<<<<
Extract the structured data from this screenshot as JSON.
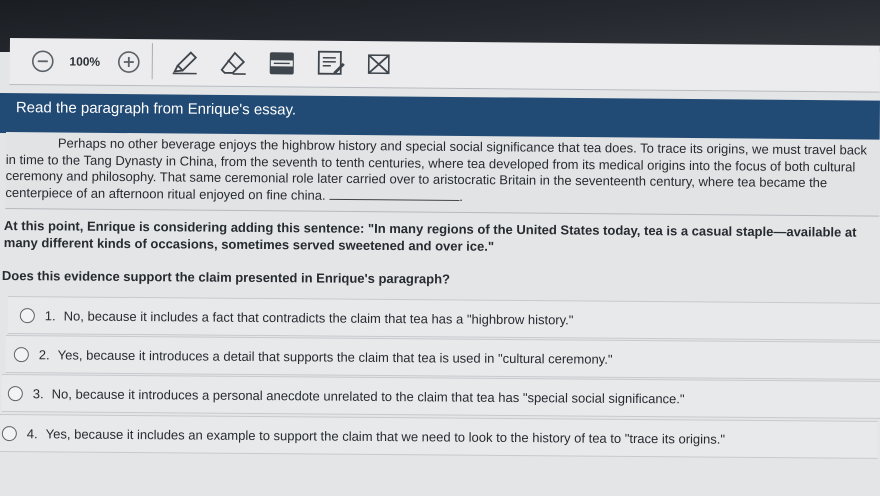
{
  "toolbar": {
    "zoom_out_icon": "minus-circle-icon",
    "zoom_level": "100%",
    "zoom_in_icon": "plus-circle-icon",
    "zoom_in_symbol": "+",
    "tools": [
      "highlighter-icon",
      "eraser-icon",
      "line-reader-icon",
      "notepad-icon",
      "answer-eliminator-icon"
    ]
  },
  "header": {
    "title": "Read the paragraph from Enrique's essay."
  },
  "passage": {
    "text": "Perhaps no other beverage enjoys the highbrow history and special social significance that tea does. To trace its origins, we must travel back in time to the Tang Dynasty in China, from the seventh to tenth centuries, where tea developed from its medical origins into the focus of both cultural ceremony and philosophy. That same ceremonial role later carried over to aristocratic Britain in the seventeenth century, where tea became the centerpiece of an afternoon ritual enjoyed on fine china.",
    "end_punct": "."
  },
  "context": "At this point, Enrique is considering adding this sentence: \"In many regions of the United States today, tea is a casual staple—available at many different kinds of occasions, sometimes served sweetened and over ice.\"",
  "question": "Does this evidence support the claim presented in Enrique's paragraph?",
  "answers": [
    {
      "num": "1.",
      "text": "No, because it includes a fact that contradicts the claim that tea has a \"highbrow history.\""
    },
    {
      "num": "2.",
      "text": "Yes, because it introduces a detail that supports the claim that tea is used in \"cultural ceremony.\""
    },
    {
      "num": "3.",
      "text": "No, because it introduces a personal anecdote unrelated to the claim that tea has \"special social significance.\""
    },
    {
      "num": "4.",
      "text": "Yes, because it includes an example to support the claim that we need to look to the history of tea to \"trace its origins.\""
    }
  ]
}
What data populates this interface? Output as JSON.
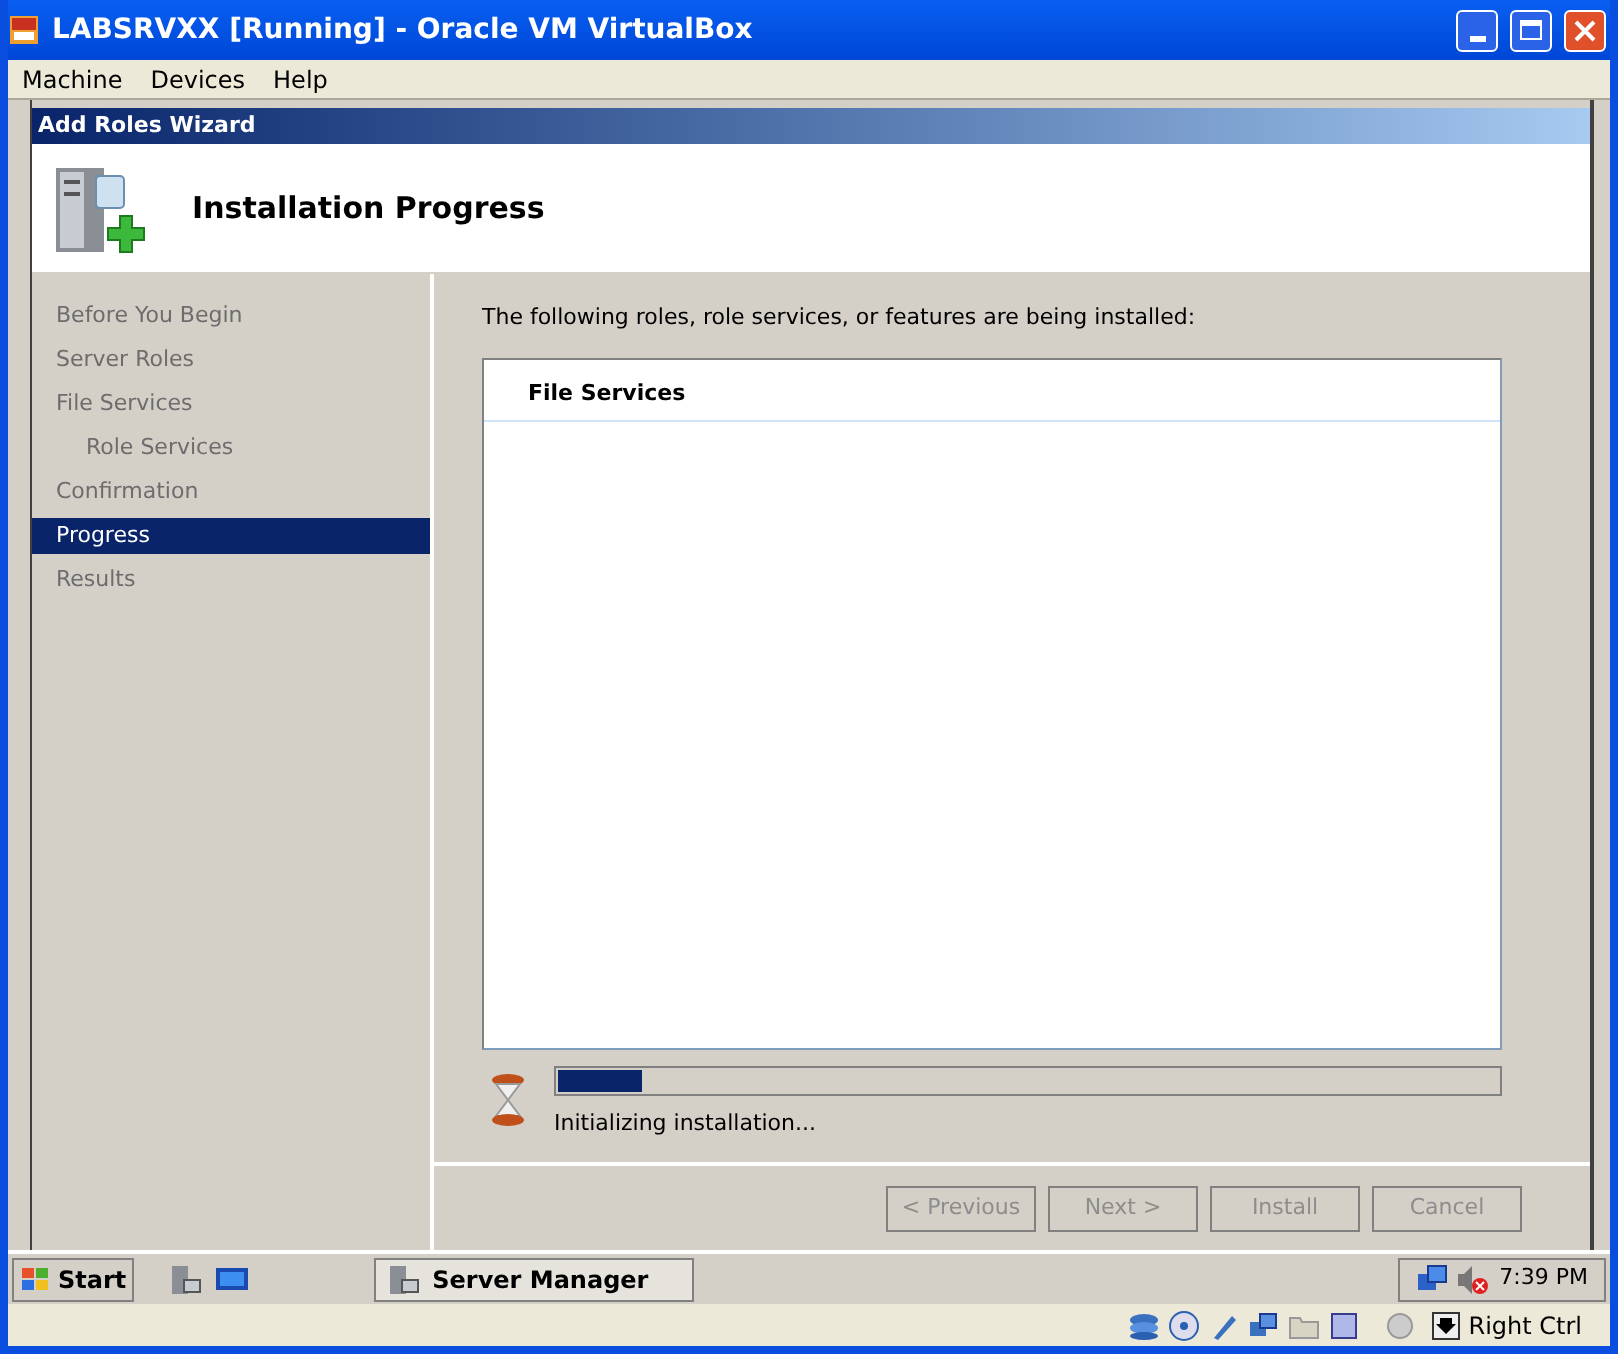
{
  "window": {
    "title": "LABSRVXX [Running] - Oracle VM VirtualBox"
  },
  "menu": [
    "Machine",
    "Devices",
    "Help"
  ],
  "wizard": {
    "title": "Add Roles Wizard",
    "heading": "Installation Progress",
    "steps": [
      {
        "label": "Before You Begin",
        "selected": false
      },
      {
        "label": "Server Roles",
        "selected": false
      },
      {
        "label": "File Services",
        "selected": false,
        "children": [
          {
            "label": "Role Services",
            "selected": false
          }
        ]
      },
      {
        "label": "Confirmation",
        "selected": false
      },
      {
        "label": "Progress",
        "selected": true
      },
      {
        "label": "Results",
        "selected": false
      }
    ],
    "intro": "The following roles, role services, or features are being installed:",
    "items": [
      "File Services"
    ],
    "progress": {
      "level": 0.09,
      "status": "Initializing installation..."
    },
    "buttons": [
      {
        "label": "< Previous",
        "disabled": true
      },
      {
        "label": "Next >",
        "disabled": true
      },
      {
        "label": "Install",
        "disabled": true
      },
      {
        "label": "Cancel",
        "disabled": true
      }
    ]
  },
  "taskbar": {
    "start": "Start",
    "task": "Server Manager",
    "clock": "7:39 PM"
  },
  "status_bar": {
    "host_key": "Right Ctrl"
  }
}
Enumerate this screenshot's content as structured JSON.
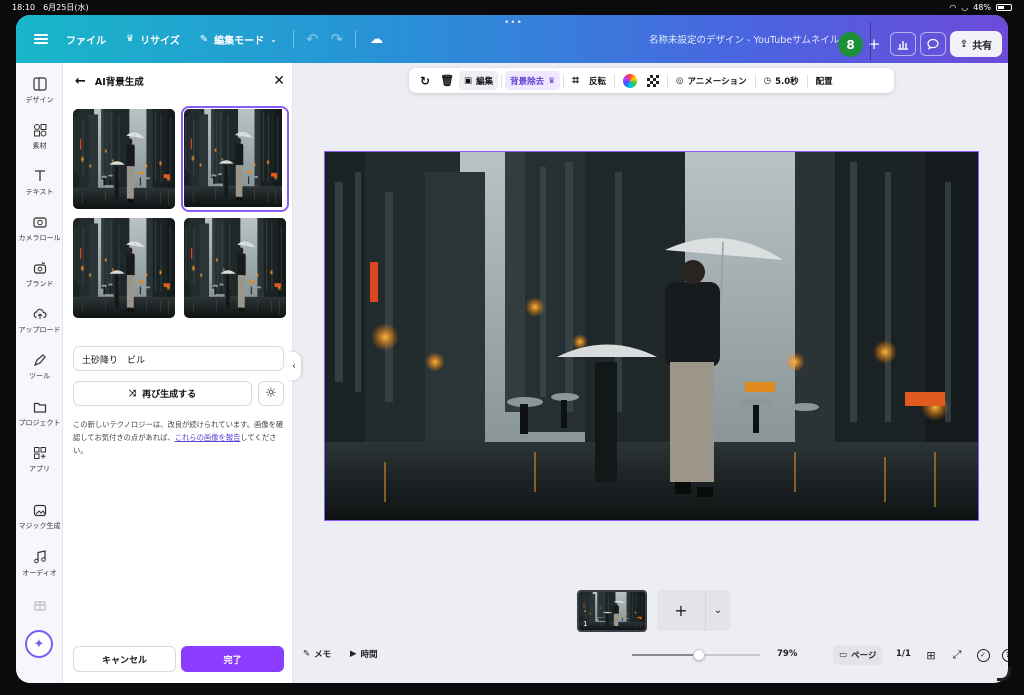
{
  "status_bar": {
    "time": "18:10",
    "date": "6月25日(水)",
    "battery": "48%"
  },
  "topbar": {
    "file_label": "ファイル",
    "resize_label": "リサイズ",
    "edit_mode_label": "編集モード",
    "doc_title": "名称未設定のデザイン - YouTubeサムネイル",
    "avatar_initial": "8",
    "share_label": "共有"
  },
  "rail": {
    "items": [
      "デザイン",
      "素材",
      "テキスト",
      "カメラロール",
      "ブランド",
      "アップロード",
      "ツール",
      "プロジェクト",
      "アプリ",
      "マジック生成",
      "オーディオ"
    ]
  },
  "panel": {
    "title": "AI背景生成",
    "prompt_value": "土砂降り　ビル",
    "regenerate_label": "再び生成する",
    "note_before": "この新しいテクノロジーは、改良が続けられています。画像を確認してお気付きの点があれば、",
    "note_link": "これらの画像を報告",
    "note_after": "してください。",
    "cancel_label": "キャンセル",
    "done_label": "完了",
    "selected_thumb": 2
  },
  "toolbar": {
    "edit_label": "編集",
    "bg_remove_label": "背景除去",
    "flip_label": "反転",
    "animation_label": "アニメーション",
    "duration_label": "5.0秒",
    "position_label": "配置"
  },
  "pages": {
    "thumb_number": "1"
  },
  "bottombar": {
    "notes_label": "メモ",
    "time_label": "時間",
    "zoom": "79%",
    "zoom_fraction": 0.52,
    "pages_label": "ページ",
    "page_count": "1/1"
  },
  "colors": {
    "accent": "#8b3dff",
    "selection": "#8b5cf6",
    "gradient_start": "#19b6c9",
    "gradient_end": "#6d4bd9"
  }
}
>>>>
> [Request]:
All records must be output exactly as they are, except for the pictures, which are left out.

> [Exercise response]:
Extract the structured data from this screenshot as JSON.
{
  "toolbar": {
    "zoom_out_icon": "minus-circle-icon",
    "zoom_level": "100%",
    "zoom_in_icon": "plus-circle-icon",
    "zoom_in_symbol": "+",
    "tools": [
      "highlighter-icon",
      "eraser-icon",
      "line-reader-icon",
      "notepad-icon",
      "answer-eliminator-icon"
    ]
  },
  "header": {
    "title": "Read the paragraph from Enrique's essay."
  },
  "passage": {
    "text": "Perhaps no other beverage enjoys the highbrow history and special social significance that tea does. To trace its origins, we must travel back in time to the Tang Dynasty in China, from the seventh to tenth centuries, where tea developed from its medical origins into the focus of both cultural ceremony and philosophy. That same ceremonial role later carried over to aristocratic Britain in the seventeenth century, where tea became the centerpiece of an afternoon ritual enjoyed on fine china.",
    "end_punct": "."
  },
  "context": "At this point, Enrique is considering adding this sentence: \"In many regions of the United States today, tea is a casual staple—available at many different kinds of occasions, sometimes served sweetened and over ice.\"",
  "question": "Does this evidence support the claim presented in Enrique's paragraph?",
  "answers": [
    {
      "num": "1.",
      "text": "No, because it includes a fact that contradicts the claim that tea has a \"highbrow history.\""
    },
    {
      "num": "2.",
      "text": "Yes, because it introduces a detail that supports the claim that tea is used in \"cultural ceremony.\""
    },
    {
      "num": "3.",
      "text": "No, because it introduces a personal anecdote unrelated to the claim that tea has \"special social significance.\""
    },
    {
      "num": "4.",
      "text": "Yes, because it includes an example to support the claim that we need to look to the history of tea to \"trace its origins.\""
    }
  ]
}
What data populates this interface? Output as JSON.
{
  "window": {
    "title": "LABSRVXX [Running] - Oracle VM VirtualBox"
  },
  "menu": [
    "Machine",
    "Devices",
    "Help"
  ],
  "wizard": {
    "title": "Add Roles Wizard",
    "heading": "Installation Progress",
    "steps": [
      {
        "label": "Before You Begin",
        "selected": false
      },
      {
        "label": "Server Roles",
        "selected": false
      },
      {
        "label": "File Services",
        "selected": false,
        "children": [
          {
            "label": "Role Services",
            "selected": false
          }
        ]
      },
      {
        "label": "Confirmation",
        "selected": false
      },
      {
        "label": "Progress",
        "selected": true
      },
      {
        "label": "Results",
        "selected": false
      }
    ],
    "intro": "The following roles, role services, or features are being installed:",
    "items": [
      "File Services"
    ],
    "progress": {
      "level": 0.09,
      "status": "Initializing installation..."
    },
    "buttons": [
      {
        "label": "< Previous",
        "disabled": true
      },
      {
        "label": "Next >",
        "disabled": true
      },
      {
        "label": "Install",
        "disabled": true
      },
      {
        "label": "Cancel",
        "disabled": true
      }
    ]
  },
  "taskbar": {
    "start": "Start",
    "task": "Server Manager",
    "clock": "7:39 PM"
  },
  "status_bar": {
    "host_key": "Right Ctrl"
  }
}
Enumerate this screenshot's content as structured JSON.
{
  "status_bar": {
    "time": "18:10",
    "date": "6月25日(水)",
    "battery": "48%"
  },
  "topbar": {
    "file_label": "ファイル",
    "resize_label": "リサイズ",
    "edit_mode_label": "編集モード",
    "doc_title": "名称未設定のデザイン - YouTubeサムネイル",
    "avatar_initial": "8",
    "share_label": "共有"
  },
  "rail": {
    "items": [
      "デザイン",
      "素材",
      "テキスト",
      "カメラロール",
      "ブランド",
      "アップロード",
      "ツール",
      "プロジェクト",
      "アプリ",
      "マジック生成",
      "オーディオ"
    ]
  },
  "panel": {
    "title": "AI背景生成",
    "prompt_value": "土砂降り　ビル",
    "regenerate_label": "再び生成する",
    "note_before": "この新しいテクノロジーは、改良が続けられています。画像を確認してお気付きの点があれば、",
    "note_link": "これらの画像を報告",
    "note_after": "してください。",
    "cancel_label": "キャンセル",
    "done_label": "完了",
    "selected_thumb": 2
  },
  "toolbar": {
    "edit_label": "編集",
    "bg_remove_label": "背景除去",
    "flip_label": "反転",
    "animation_label": "アニメーション",
    "duration_label": "5.0秒",
    "position_label": "配置"
  },
  "pages": {
    "thumb_number": "1"
  },
  "bottombar": {
    "notes_label": "メモ",
    "time_label": "時間",
    "zoom": "79%",
    "zoom_fraction": 0.52,
    "pages_label": "ページ",
    "page_count": "1/1"
  },
  "colors": {
    "accent": "#8b3dff",
    "selection": "#8b5cf6",
    "gradient_start": "#19b6c9",
    "gradient_end": "#6d4bd9"
  }
}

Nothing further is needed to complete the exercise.